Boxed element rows
————
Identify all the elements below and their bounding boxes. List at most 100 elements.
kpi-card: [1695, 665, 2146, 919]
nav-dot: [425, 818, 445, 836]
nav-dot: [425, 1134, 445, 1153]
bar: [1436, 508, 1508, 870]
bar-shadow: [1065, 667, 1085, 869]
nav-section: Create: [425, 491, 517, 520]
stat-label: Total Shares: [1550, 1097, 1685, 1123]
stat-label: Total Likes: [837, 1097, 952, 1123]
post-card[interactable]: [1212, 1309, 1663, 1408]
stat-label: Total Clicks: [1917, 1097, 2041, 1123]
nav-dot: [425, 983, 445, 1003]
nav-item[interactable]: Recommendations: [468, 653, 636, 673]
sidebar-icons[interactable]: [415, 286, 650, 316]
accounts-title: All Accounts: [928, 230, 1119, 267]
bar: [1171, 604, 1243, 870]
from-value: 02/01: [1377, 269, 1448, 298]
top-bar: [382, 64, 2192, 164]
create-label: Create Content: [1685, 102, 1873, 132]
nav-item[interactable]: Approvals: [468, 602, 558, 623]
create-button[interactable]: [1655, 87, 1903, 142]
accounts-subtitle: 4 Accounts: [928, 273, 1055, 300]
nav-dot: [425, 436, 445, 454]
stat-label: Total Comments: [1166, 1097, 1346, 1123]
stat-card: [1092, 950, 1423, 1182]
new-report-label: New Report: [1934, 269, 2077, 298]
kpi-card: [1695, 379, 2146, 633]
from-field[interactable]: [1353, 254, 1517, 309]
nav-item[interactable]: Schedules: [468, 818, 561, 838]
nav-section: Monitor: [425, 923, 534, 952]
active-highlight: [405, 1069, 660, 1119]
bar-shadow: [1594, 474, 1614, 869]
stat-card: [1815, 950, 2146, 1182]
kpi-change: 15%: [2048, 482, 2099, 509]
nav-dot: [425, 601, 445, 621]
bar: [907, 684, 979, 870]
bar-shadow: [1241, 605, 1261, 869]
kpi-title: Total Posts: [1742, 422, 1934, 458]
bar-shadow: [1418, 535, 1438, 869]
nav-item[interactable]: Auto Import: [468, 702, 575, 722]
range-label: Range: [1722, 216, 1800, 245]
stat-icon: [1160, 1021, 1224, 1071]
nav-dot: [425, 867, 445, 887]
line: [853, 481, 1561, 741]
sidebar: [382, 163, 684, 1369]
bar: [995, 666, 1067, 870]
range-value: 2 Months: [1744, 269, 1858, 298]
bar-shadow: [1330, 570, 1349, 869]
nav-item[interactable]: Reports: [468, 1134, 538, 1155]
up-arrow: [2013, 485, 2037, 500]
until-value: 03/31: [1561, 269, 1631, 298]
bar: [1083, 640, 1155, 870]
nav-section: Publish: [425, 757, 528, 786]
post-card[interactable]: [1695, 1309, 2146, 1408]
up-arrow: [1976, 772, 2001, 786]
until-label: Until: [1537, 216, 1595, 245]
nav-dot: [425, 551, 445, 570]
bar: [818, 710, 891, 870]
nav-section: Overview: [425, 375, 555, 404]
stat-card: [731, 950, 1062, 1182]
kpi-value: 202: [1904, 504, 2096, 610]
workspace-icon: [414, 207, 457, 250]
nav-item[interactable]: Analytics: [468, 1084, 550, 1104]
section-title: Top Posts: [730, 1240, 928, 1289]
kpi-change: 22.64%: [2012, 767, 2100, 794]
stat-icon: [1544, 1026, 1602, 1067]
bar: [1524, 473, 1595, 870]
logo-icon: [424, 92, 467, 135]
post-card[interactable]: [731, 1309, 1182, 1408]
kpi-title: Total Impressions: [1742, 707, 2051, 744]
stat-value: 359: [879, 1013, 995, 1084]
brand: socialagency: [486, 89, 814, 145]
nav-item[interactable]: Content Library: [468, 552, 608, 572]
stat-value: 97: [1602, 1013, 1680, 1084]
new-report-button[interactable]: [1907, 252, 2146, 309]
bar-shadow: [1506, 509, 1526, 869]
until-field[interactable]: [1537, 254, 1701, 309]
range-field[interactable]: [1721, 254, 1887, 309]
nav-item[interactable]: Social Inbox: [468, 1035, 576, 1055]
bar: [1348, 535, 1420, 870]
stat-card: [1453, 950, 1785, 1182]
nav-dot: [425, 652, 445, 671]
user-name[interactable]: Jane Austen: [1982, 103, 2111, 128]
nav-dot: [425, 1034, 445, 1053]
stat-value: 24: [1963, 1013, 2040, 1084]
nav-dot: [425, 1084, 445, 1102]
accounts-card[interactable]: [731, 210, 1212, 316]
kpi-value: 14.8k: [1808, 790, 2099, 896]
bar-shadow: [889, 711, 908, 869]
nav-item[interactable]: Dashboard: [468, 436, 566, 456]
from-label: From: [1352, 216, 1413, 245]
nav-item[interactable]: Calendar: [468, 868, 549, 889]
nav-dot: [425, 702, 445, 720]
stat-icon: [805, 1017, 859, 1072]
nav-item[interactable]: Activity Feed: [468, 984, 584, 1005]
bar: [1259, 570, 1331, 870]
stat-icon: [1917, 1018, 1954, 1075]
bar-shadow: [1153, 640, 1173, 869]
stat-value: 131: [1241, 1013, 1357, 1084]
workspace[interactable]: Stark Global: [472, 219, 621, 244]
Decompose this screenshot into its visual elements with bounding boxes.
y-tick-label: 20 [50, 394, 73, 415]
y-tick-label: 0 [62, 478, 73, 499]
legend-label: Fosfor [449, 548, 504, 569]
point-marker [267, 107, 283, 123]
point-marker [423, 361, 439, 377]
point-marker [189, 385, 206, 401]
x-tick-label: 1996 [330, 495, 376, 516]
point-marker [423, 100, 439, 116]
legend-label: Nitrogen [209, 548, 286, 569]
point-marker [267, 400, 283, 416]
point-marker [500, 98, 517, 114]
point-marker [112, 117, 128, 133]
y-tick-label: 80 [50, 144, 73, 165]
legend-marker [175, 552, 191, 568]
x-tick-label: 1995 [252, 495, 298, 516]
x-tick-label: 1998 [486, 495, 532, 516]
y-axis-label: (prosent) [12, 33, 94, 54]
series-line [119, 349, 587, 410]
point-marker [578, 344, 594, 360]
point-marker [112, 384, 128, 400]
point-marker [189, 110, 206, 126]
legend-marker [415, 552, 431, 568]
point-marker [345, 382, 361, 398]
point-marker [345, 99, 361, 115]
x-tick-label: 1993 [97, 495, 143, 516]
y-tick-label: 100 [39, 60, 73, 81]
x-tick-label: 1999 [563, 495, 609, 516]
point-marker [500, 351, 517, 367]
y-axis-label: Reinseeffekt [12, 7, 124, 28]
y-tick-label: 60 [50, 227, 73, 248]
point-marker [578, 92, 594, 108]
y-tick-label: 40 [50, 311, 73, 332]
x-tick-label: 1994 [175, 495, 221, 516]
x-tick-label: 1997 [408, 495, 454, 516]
————
§ Work to do:
Rewrite all the rows above as a JSON list of strings, one string per line, leaving out any blank lines.

§ Answer below:
[
  "Identify all the elements below and their bounding boxes. List at most 100 elements.",
  "kpi-card: [1695, 665, 2146, 919]",
  "nav-dot: [425, 818, 445, 836]",
  "nav-dot: [425, 1134, 445, 1153]",
  "bar: [1436, 508, 1508, 870]",
  "bar-shadow: [1065, 667, 1085, 869]",
  "nav-section: Create: [425, 491, 517, 520]",
  "stat-label: Total Shares: [1550, 1097, 1685, 1123]",
  "stat-label: Total Likes: [837, 1097, 952, 1123]",
  "post-card[interactable]: [1212, 1309, 1663, 1408]",
  "stat-label: Total Clicks: [1917, 1097, 2041, 1123]",
  "nav-dot: [425, 983, 445, 1003]",
  "nav-item[interactable]: Recommendations: [468, 653, 636, 673]",
  "sidebar-icons[interactable]: [415, 286, 650, 316]",
  "accounts-title: All Accounts: [928, 230, 1119, 267]",
  "bar: [1171, 604, 1243, 870]",
  "from-value: 02/01: [1377, 269, 1448, 298]",
  "top-bar: [382, 64, 2192, 164]",
  "create-label: Create Content: [1685, 102, 1873, 132]",
  "nav-item[interactable]: Approvals: [468, 602, 558, 623]",
  "create-button[interactable]: [1655, 87, 1903, 142]",
  "accounts-subtitle: 4 Accounts: [928, 273, 1055, 300]",
  "nav-dot: [425, 436, 445, 454]",
  "stat-label: Total Comments: [1166, 1097, 1346, 1123]",
  "stat-card: [1092, 950, 1423, 1182]",
  "new-report-label: New Report: [1934, 269, 2077, 298]",
  "kpi-card: [1695, 379, 2146, 633]",
  "from-field[interactable]: [1353, 254, 1517, 309]",
  "nav-item[interactable]: Schedules: [468, 818, 561, 838]",
  "nav-section: Monitor: [425, 923, 534, 952]",
  "active-highlight: [405, 1069, 660, 1119]",
  "bar-shadow: [1594, 474, 1614, 869]",
  "stat-card: [1815, 950, 2146, 1182]",
  "kpi-change: 15%: [2048, 482, 2099, 509]",
  "nav-dot: [425, 601, 445, 621]",
  "bar: [907, 684, 979, 870]",
  "bar-shadow: [1241, 605, 1261, 869]",
  "kpi-title: Total Posts: [1742, 422, 1934, 458]",
  "bar-shadow: [1418, 535, 1438, 869]",
  "nav-item[interactable]: Auto Import: [468, 702, 575, 722]",
  "range-label: Range: [1722, 216, 1800, 245]",
  "stat-icon: [1160, 1021, 1224, 1071]",
  "nav-dot: [425, 867, 445, 887]",
  "line: [853, 481, 1561, 741]",
  "sidebar: [382, 163, 684, 1369]",
  "bar: [995, 666, 1067, 870]",
  "range-value: 2 Months: [1744, 269, 1858, 298]",
  "bar-shadow: [1330, 570, 1349, 869]",
  "nav-item[interactable]: Reports: [468, 1134, 538, 1155]",
  "up-arrow: [2013, 485, 2037, 500]",
  "until-value: 03/31: [1561, 269, 1631, 298]",
  "bar: [1083, 640, 1155, 870]",
  "nav-section: Publish: [425, 757, 528, 786]",
  "post-card[interactable]: [1695, 1309, 2146, 1408]",
  "up-arrow: [1976, 772, 2001, 786]",
  "until-label: Until: [1537, 216, 1595, 245]",
  "nav-dot: [425, 551, 445, 570]",
  "bar: [818, 710, 891, 870]",
  "nav-section: Overview: [425, 375, 555, 404]",
  "stat-card: [731, 950, 1062, 1182]",
  "kpi-value: 202: [1904, 504, 2096, 610]",
  "workspace-icon: [414, 207, 457, 250]",
  "nav-item[interactable]: Analytics: [468, 1084, 550, 1104]",
  "section-title: Top Posts: [730, 1240, 928, 1289]",
  "kpi-change: 22.64%: [2012, 767, 2100, 794]",
  "stat-icon: [1544, 1026, 1602, 1067]",
  "bar: [1524, 473, 1595, 870]",
  "logo-icon: [424, 92, 467, 135]",
  "post-card[interactable]: [731, 1309, 1182, 1408]",
  "kpi-title: Total Impressions: [1742, 707, 2051, 744]",
  "stat-value: 359: [879, 1013, 995, 1084]",
  "brand: socialagency: [486, 89, 814, 145]",
  "nav-item[interactable]: Content Library: [468, 552, 608, 572]",
  "stat-value: 97: [1602, 1013, 1680, 1084]",
  "new-report-button[interactable]: [1907, 252, 2146, 309]",
  "bar-shadow: [1506, 509, 1526, 869]",
  "until-field[interactable]: [1537, 254, 1701, 309]",
  "range-field[interactable]: [1721, 254, 1887, 309]",
  "nav-item[interactable]: Social Inbox: [468, 1035, 576, 1055]",
  "bar: [1348, 535, 1420, 870]",
  "stat-card: [1453, 950, 1785, 1182]",
  "nav-dot: [425, 652, 445, 671]",
  "user-name[interactable]: Jane Austen: [1982, 103, 2111, 128]",
  "nav-dot: [425, 1034, 445, 1053]",
  "stat-value: 24: [1963, 1013, 2040, 1084]",
  "nav-dot: [425, 1084, 445, 1102]",
  "accounts-card[interactable]: [731, 210, 1212, 316]",
  "kpi-value: 14.8k: [1808, 790, 2099, 896]",
  "bar-shadow: [889, 711, 908, 869]",
  "nav-item[interactable]: Dashboard: [468, 436, 566, 456]",
  "from-label: From: [1352, 216, 1413, 245]",
  "nav-item[interactable]: Calendar: [468, 868, 549, 889]",
  "nav-dot: [425, 702, 445, 720]",
  "stat-icon: [805, 1017, 859, 1072]",
  "nav-item[interactable]: Activity Feed: [468, 984, 584, 1005]",
  "bar: [1259, 570, 1331, 870]",
  "stat-icon: [1917, 1018, 1954, 1075]",
  "bar-shadow: [1153, 640, 1173, 869]",
  "stat-value: 131: [1241, 1013, 1357, 1084]",
  "workspace[interactable]: Stark Global: [472, 219, 621, 244]",
  "Decompose this screenshot into its visual elements with bounding boxes.",
  "y-tick-label: 20 [50, 394, 73, 415]",
  "y-tick-label: 0 [62, 478, 73, 499]",
  "legend-label: Fosfor [449, 548, 504, 569]",
  "point-marker [267, 107, 283, 123]",
  "point-marker [423, 361, 439, 377]",
  "point-marker [189, 385, 206, 401]",
  "x-tick-label: 1996 [330, 495, 376, 516]",
  "point-marker [423, 100, 439, 116]",
  "legend-label: Nitrogen [209, 548, 286, 569]",
  "point-marker [267, 400, 283, 416]",
  "point-marker [500, 98, 517, 114]",
  "point-marker [112, 117, 128, 133]",
  "y-tick-label: 80 [50, 144, 73, 165]",
  "legend-marker [175, 552, 191, 568]",
  "x-tick-label: 1995 [252, 495, 298, 516]",
  "x-tick-label: 1998 [486, 495, 532, 516]",
  "y-axis-label: (prosent) [12, 33, 94, 54]",
  "series-line [119, 349, 587, 410]",
  "point-marker [578, 344, 594, 360]",
  "point-marker [112, 384, 128, 400]",
  "point-marker [189, 110, 206, 126]",
  "legend-marker [415, 552, 431, 568]",
  "point-marker [345, 382, 361, 398]",
  "point-marker [345, 99, 361, 115]",
  "x-tick-label: 1993 [97, 495, 143, 516]",
  "y-tick-label: 100 [39, 60, 73, 81]",
  "x-tick-label: 1999 [563, 495, 609, 516]",
  "point-marker [500, 351, 517, 367]",
  "y-axis-label: Reinseeffekt [12, 7, 124, 28]",
  "y-tick-label: 60 [50, 227, 73, 248]",
  "point-marker [578, 92, 594, 108]",
  "y-tick-label: 40 [50, 311, 73, 332]",
  "x-tick-label: 1994 [175, 495, 221, 516]",
  "x-tick-label: 1997 [408, 495, 454, 516]"
]